Figure record extracts:
--- BEGIN ---

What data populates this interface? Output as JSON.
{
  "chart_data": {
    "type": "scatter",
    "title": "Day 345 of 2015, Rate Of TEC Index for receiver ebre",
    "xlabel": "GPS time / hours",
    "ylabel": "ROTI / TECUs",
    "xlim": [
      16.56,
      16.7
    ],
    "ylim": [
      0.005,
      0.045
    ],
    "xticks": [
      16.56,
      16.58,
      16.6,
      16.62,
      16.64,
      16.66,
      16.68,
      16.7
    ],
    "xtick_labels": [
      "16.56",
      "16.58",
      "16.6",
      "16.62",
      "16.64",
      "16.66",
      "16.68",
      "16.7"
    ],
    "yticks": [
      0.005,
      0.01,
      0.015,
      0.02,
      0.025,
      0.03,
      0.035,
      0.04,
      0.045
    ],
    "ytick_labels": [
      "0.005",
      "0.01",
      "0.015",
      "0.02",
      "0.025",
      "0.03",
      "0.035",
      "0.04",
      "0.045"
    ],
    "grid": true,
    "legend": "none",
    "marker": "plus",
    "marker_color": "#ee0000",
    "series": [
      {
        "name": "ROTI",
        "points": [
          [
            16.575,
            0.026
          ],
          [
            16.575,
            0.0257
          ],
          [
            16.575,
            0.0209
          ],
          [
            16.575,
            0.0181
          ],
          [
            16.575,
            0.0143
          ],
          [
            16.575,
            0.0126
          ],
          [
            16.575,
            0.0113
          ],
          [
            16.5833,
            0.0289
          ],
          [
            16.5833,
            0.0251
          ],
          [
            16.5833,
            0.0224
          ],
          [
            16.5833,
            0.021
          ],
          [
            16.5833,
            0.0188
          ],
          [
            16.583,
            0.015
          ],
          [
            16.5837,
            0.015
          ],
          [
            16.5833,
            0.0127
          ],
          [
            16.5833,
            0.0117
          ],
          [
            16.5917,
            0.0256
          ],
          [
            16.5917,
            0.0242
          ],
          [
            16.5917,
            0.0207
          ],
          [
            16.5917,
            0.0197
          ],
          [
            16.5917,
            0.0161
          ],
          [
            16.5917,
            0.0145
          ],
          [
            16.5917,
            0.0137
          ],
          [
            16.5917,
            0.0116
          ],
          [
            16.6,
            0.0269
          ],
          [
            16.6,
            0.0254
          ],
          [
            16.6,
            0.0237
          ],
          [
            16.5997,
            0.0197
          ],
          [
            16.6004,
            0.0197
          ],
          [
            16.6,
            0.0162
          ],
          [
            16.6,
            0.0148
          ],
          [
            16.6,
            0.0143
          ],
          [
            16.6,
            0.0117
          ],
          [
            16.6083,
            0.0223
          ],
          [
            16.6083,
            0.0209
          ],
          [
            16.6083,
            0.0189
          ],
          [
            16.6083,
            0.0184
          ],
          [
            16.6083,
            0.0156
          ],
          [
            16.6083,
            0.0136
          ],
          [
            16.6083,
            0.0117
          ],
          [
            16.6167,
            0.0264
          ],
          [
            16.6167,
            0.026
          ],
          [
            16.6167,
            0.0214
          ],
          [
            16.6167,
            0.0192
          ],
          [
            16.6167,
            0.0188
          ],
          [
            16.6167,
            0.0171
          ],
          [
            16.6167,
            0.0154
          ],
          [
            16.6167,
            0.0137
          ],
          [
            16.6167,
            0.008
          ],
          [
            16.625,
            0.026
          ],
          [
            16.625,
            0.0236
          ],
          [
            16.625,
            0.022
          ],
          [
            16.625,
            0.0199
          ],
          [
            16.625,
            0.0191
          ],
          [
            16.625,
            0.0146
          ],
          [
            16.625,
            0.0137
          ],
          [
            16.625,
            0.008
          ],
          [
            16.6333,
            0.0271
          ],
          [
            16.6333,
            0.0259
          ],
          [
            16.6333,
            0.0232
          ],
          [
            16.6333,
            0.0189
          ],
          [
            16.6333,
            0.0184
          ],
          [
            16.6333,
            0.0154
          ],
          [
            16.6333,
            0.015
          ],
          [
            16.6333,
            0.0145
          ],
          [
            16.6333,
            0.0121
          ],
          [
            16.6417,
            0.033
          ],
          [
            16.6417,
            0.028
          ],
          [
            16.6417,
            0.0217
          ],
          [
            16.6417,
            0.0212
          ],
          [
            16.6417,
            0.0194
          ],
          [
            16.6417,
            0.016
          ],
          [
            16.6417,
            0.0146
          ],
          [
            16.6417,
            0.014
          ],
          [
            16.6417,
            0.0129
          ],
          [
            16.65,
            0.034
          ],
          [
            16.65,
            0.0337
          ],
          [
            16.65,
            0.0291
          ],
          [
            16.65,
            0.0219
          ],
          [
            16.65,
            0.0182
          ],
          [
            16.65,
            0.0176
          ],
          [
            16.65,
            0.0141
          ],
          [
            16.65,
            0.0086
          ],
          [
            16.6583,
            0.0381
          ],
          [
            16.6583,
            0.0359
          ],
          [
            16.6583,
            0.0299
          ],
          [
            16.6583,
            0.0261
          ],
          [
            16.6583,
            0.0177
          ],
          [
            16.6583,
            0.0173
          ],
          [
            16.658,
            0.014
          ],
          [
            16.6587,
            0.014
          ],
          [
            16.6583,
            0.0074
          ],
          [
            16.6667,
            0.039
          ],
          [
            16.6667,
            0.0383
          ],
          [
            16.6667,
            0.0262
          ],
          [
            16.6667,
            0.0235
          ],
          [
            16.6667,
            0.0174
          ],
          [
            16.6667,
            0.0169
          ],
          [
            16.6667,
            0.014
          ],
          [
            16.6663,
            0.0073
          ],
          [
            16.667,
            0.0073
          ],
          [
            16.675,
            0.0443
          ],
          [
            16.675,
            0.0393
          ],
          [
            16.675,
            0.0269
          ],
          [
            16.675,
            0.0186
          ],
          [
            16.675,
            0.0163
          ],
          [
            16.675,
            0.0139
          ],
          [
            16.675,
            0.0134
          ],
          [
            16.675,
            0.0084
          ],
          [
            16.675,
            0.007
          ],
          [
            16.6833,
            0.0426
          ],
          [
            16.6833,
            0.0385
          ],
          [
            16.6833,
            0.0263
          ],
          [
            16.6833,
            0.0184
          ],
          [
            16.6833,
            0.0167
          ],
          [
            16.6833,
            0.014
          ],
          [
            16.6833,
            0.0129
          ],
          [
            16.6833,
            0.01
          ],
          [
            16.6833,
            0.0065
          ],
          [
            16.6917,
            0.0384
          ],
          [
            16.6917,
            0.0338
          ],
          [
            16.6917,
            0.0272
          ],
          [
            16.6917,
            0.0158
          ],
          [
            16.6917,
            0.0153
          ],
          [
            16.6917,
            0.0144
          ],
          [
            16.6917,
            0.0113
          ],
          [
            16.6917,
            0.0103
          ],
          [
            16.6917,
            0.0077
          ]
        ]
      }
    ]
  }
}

--- END ---

[TASK TO CARRY OUT] Above are some records. Print them all exactly.

[THE COMPLETED TASK]
What data populates this interface? Output as JSON.
{
  "chart_data": {
    "type": "scatter",
    "title": "Day 345 of 2015, Rate Of TEC Index for receiver ebre",
    "xlabel": "GPS time / hours",
    "ylabel": "ROTI / TECUs",
    "xlim": [
      16.56,
      16.7
    ],
    "ylim": [
      0.005,
      0.045
    ],
    "xticks": [
      16.56,
      16.58,
      16.6,
      16.62,
      16.64,
      16.66,
      16.68,
      16.7
    ],
    "xtick_labels": [
      "16.56",
      "16.58",
      "16.6",
      "16.62",
      "16.64",
      "16.66",
      "16.68",
      "16.7"
    ],
    "yticks": [
      0.005,
      0.01,
      0.015,
      0.02,
      0.025,
      0.03,
      0.035,
      0.04,
      0.045
    ],
    "ytick_labels": [
      "0.005",
      "0.01",
      "0.015",
      "0.02",
      "0.025",
      "0.03",
      "0.035",
      "0.04",
      "0.045"
    ],
    "grid": true,
    "legend": "none",
    "marker": "plus",
    "marker_color": "#ee0000",
    "series": [
      {
        "name": "ROTI",
        "points": [
          [
            16.575,
            0.026
          ],
          [
            16.575,
            0.0257
          ],
          [
            16.575,
            0.0209
          ],
          [
            16.575,
            0.0181
          ],
          [
            16.575,
            0.0143
          ],
          [
            16.575,
            0.0126
          ],
          [
            16.575,
            0.0113
          ],
          [
            16.5833,
            0.0289
          ],
          [
            16.5833,
            0.0251
          ],
          [
            16.5833,
            0.0224
          ],
          [
            16.5833,
            0.021
          ],
          [
            16.5833,
            0.0188
          ],
          [
            16.583,
            0.015
          ],
          [
            16.5837,
            0.015
          ],
          [
            16.5833,
            0.0127
          ],
          [
            16.5833,
            0.0117
          ],
          [
            16.5917,
            0.0256
          ],
          [
            16.5917,
            0.0242
          ],
          [
            16.5917,
            0.0207
          ],
          [
            16.5917,
            0.0197
          ],
          [
            16.5917,
            0.0161
          ],
          [
            16.5917,
            0.0145
          ],
          [
            16.5917,
            0.0137
          ],
          [
            16.5917,
            0.0116
          ],
          [
            16.6,
            0.0269
          ],
          [
            16.6,
            0.0254
          ],
          [
            16.6,
            0.0237
          ],
          [
            16.5997,
            0.0197
          ],
          [
            16.6004,
            0.0197
          ],
          [
            16.6,
            0.0162
          ],
          [
            16.6,
            0.0148
          ],
          [
            16.6,
            0.0143
          ],
          [
            16.6,
            0.0117
          ],
          [
            16.6083,
            0.0223
          ],
          [
            16.6083,
            0.0209
          ],
          [
            16.6083,
            0.0189
          ],
          [
            16.6083,
            0.0184
          ],
          [
            16.6083,
            0.0156
          ],
          [
            16.6083,
            0.0136
          ],
          [
            16.6083,
            0.0117
          ],
          [
            16.6167,
            0.0264
          ],
          [
            16.6167,
            0.026
          ],
          [
            16.6167,
            0.0214
          ],
          [
            16.6167,
            0.0192
          ],
          [
            16.6167,
            0.0188
          ],
          [
            16.6167,
            0.0171
          ],
          [
            16.6167,
            0.0154
          ],
          [
            16.6167,
            0.0137
          ],
          [
            16.6167,
            0.008
          ],
          [
            16.625,
            0.026
          ],
          [
            16.625,
            0.0236
          ],
          [
            16.625,
            0.022
          ],
          [
            16.625,
            0.0199
          ],
          [
            16.625,
            0.0191
          ],
          [
            16.625,
            0.0146
          ],
          [
            16.625,
            0.0137
          ],
          [
            16.625,
            0.008
          ],
          [
            16.6333,
            0.0271
          ],
          [
            16.6333,
            0.0259
          ],
          [
            16.6333,
            0.0232
          ],
          [
            16.6333,
            0.0189
          ],
          [
            16.6333,
            0.0184
          ],
          [
            16.6333,
            0.0154
          ],
          [
            16.6333,
            0.015
          ],
          [
            16.6333,
            0.0145
          ],
          [
            16.6333,
            0.0121
          ],
          [
            16.6417,
            0.033
          ],
          [
            16.6417,
            0.028
          ],
          [
            16.6417,
            0.0217
          ],
          [
            16.6417,
            0.0212
          ],
          [
            16.6417,
            0.0194
          ],
          [
            16.6417,
            0.016
          ],
          [
            16.6417,
            0.0146
          ],
          [
            16.6417,
            0.014
          ],
          [
            16.6417,
            0.0129
          ],
          [
            16.65,
            0.034
          ],
          [
            16.65,
            0.0337
          ],
          [
            16.65,
            0.0291
          ],
          [
            16.65,
            0.0219
          ],
          [
            16.65,
            0.0182
          ],
          [
            16.65,
            0.0176
          ],
          [
            16.65,
            0.0141
          ],
          [
            16.65,
            0.0086
          ],
          [
            16.6583,
            0.0381
          ],
          [
            16.6583,
            0.0359
          ],
          [
            16.6583,
            0.0299
          ],
          [
            16.6583,
            0.0261
          ],
          [
            16.6583,
            0.0177
          ],
          [
            16.6583,
            0.0173
          ],
          [
            16.658,
            0.014
          ],
          [
            16.6587,
            0.014
          ],
          [
            16.6583,
            0.0074
          ],
          [
            16.6667,
            0.039
          ],
          [
            16.6667,
            0.0383
          ],
          [
            16.6667,
            0.0262
          ],
          [
            16.6667,
            0.0235
          ],
          [
            16.6667,
            0.0174
          ],
          [
            16.6667,
            0.0169
          ],
          [
            16.6667,
            0.014
          ],
          [
            16.6663,
            0.0073
          ],
          [
            16.667,
            0.0073
          ],
          [
            16.675,
            0.0443
          ],
          [
            16.675,
            0.0393
          ],
          [
            16.675,
            0.0269
          ],
          [
            16.675,
            0.0186
          ],
          [
            16.675,
            0.0163
          ],
          [
            16.675,
            0.0139
          ],
          [
            16.675,
            0.0134
          ],
          [
            16.675,
            0.0084
          ],
          [
            16.675,
            0.007
          ],
          [
            16.6833,
            0.0426
          ],
          [
            16.6833,
            0.0385
          ],
          [
            16.6833,
            0.0263
          ],
          [
            16.6833,
            0.0184
          ],
          [
            16.6833,
            0.0167
          ],
          [
            16.6833,
            0.014
          ],
          [
            16.6833,
            0.0129
          ],
          [
            16.6833,
            0.01
          ],
          [
            16.6833,
            0.0065
          ],
          [
            16.6917,
            0.0384
          ],
          [
            16.6917,
            0.0338
          ],
          [
            16.6917,
            0.0272
          ],
          [
            16.6917,
            0.0158
          ],
          [
            16.6917,
            0.0153
          ],
          [
            16.6917,
            0.0144
          ],
          [
            16.6917,
            0.0113
          ],
          [
            16.6917,
            0.0103
          ],
          [
            16.6917,
            0.0077
          ]
        ]
      }
    ]
  }
}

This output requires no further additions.